Return the material word for word. Do not include pictures.
-- START OF Listing --
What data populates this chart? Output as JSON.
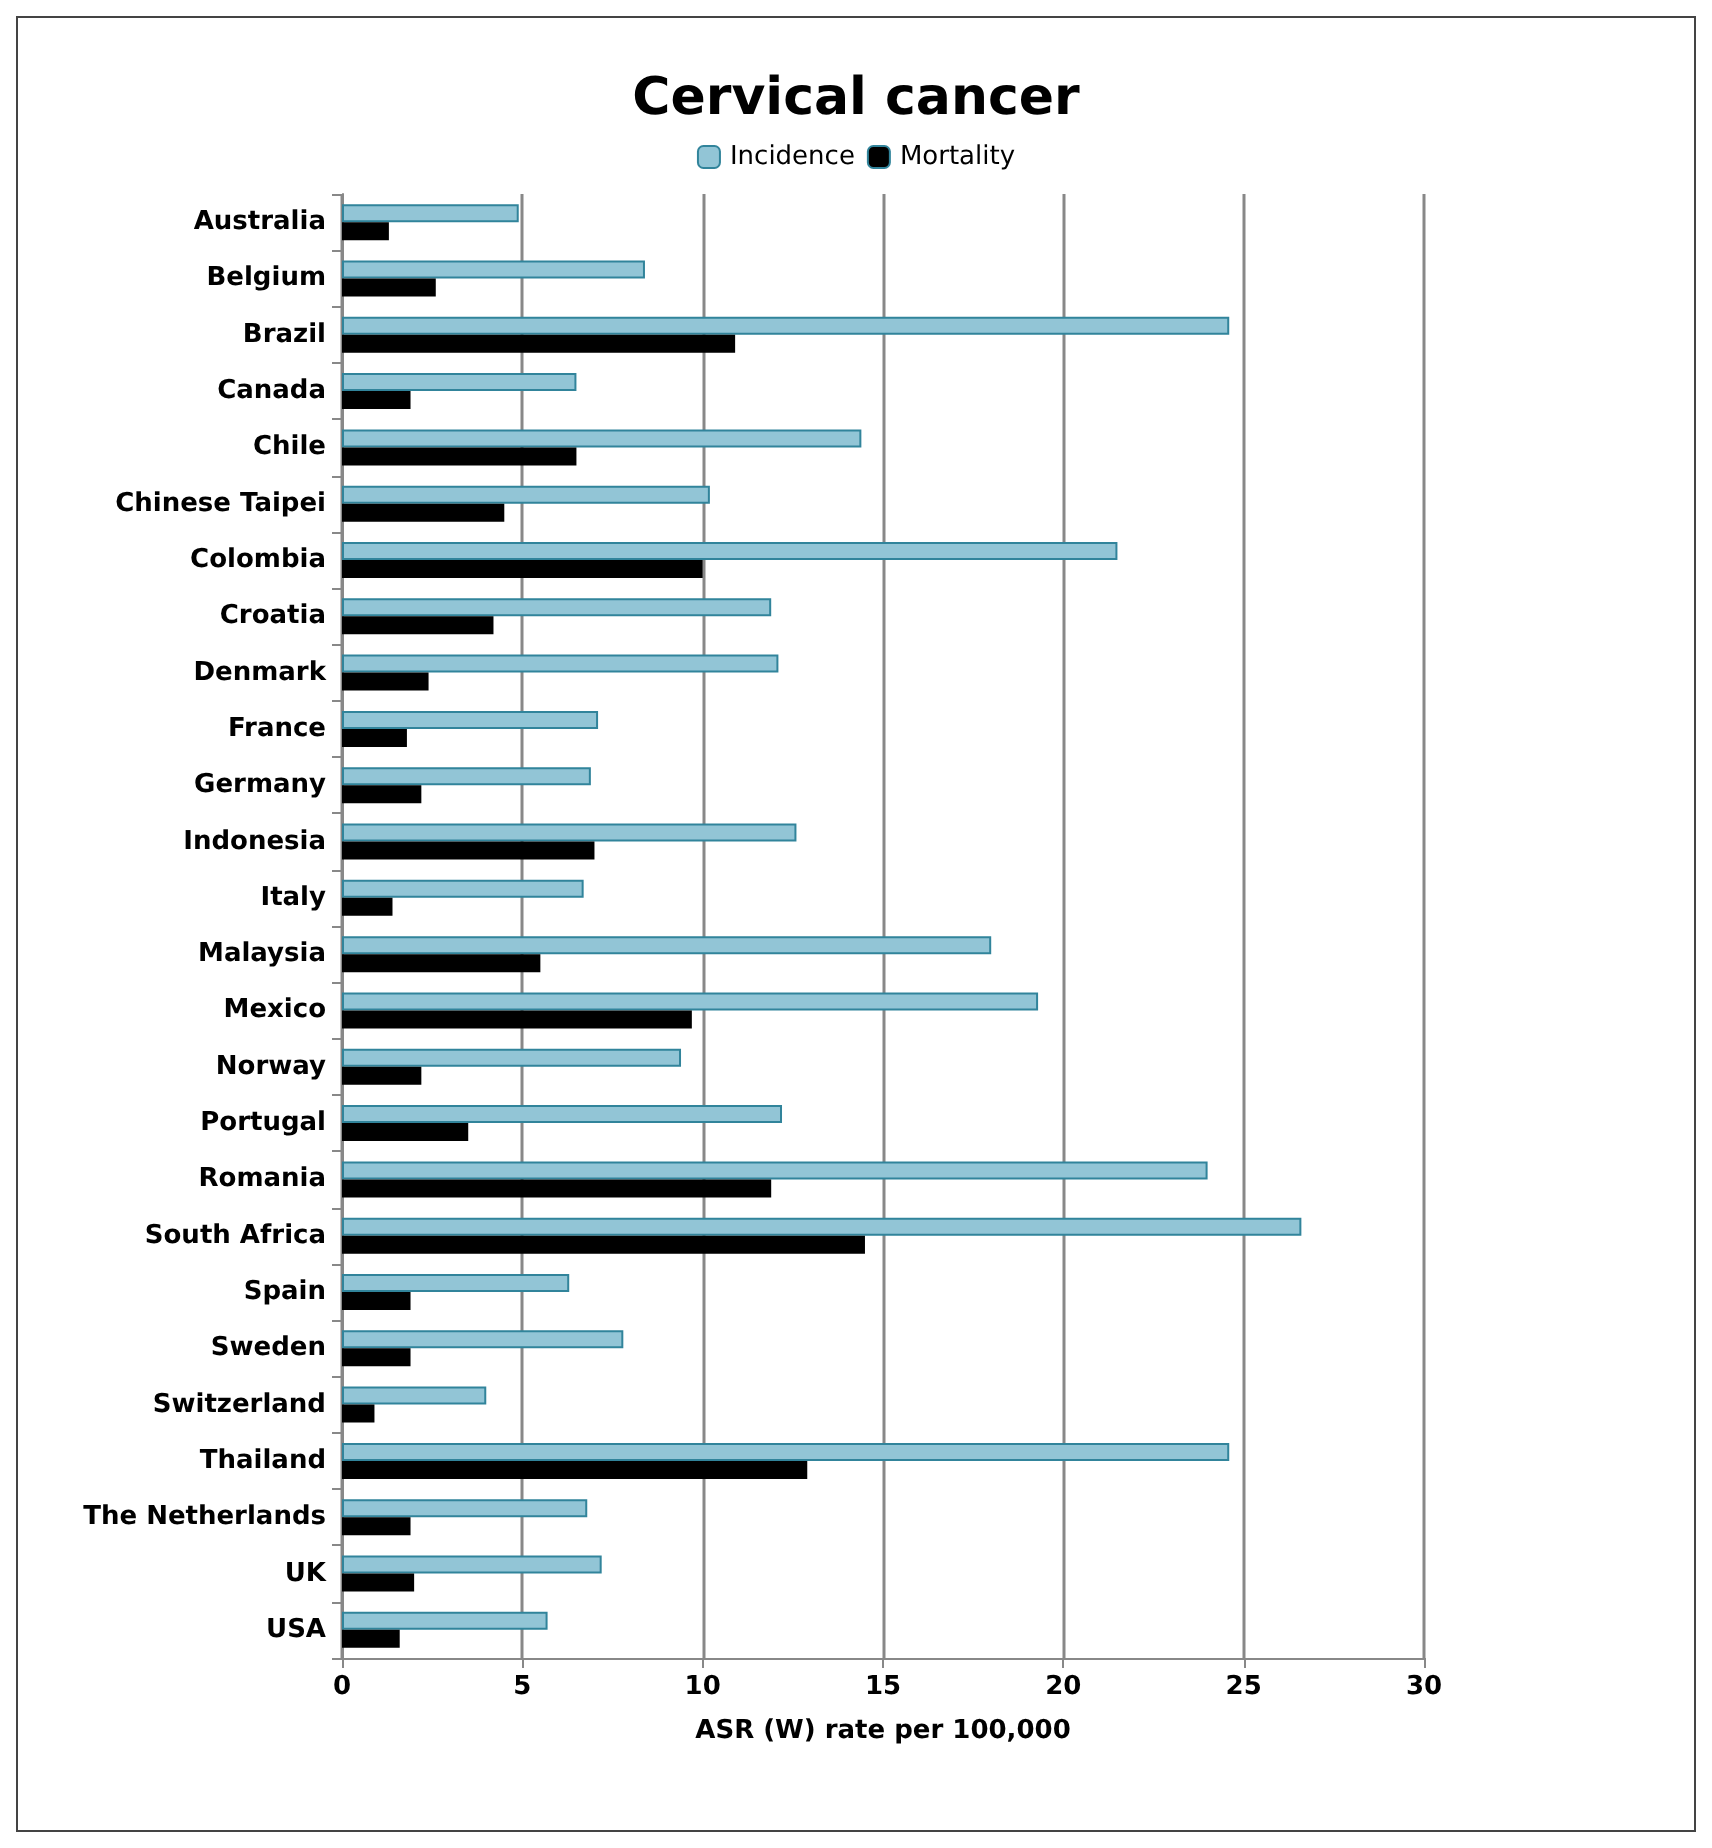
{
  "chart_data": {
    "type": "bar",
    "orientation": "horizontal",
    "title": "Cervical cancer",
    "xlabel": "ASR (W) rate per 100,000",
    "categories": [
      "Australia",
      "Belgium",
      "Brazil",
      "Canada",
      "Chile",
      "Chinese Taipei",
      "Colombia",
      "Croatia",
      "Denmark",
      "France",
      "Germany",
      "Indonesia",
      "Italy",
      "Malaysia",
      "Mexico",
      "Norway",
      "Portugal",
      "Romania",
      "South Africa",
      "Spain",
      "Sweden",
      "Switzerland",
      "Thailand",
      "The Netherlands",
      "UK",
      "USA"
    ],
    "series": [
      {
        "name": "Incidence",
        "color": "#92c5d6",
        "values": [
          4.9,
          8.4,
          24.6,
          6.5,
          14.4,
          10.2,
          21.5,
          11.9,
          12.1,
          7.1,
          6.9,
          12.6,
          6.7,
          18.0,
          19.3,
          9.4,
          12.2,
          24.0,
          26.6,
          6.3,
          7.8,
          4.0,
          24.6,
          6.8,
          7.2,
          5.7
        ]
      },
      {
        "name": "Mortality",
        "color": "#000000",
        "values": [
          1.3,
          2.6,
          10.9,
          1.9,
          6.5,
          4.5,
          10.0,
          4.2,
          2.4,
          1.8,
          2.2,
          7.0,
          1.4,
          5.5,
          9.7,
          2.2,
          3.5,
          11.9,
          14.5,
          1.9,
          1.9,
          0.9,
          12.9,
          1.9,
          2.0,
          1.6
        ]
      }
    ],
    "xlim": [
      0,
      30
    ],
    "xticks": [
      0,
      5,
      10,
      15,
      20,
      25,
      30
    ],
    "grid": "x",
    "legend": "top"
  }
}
-- END OF Listing --
■ Answer for the task ■
What data populates this chart? Output as JSON.
{
  "chart_data": {
    "type": "bar",
    "orientation": "horizontal",
    "title": "Cervical cancer",
    "xlabel": "ASR (W) rate per 100,000",
    "categories": [
      "Australia",
      "Belgium",
      "Brazil",
      "Canada",
      "Chile",
      "Chinese Taipei",
      "Colombia",
      "Croatia",
      "Denmark",
      "France",
      "Germany",
      "Indonesia",
      "Italy",
      "Malaysia",
      "Mexico",
      "Norway",
      "Portugal",
      "Romania",
      "South Africa",
      "Spain",
      "Sweden",
      "Switzerland",
      "Thailand",
      "The Netherlands",
      "UK",
      "USA"
    ],
    "series": [
      {
        "name": "Incidence",
        "color": "#92c5d6",
        "values": [
          4.9,
          8.4,
          24.6,
          6.5,
          14.4,
          10.2,
          21.5,
          11.9,
          12.1,
          7.1,
          6.9,
          12.6,
          6.7,
          18.0,
          19.3,
          9.4,
          12.2,
          24.0,
          26.6,
          6.3,
          7.8,
          4.0,
          24.6,
          6.8,
          7.2,
          5.7
        ]
      },
      {
        "name": "Mortality",
        "color": "#000000",
        "values": [
          1.3,
          2.6,
          10.9,
          1.9,
          6.5,
          4.5,
          10.0,
          4.2,
          2.4,
          1.8,
          2.2,
          7.0,
          1.4,
          5.5,
          9.7,
          2.2,
          3.5,
          11.9,
          14.5,
          1.9,
          1.9,
          0.9,
          12.9,
          1.9,
          2.0,
          1.6
        ]
      }
    ],
    "xlim": [
      0,
      30
    ],
    "xticks": [
      0,
      5,
      10,
      15,
      20,
      25,
      30
    ],
    "grid": "x",
    "legend": "top"
  }
}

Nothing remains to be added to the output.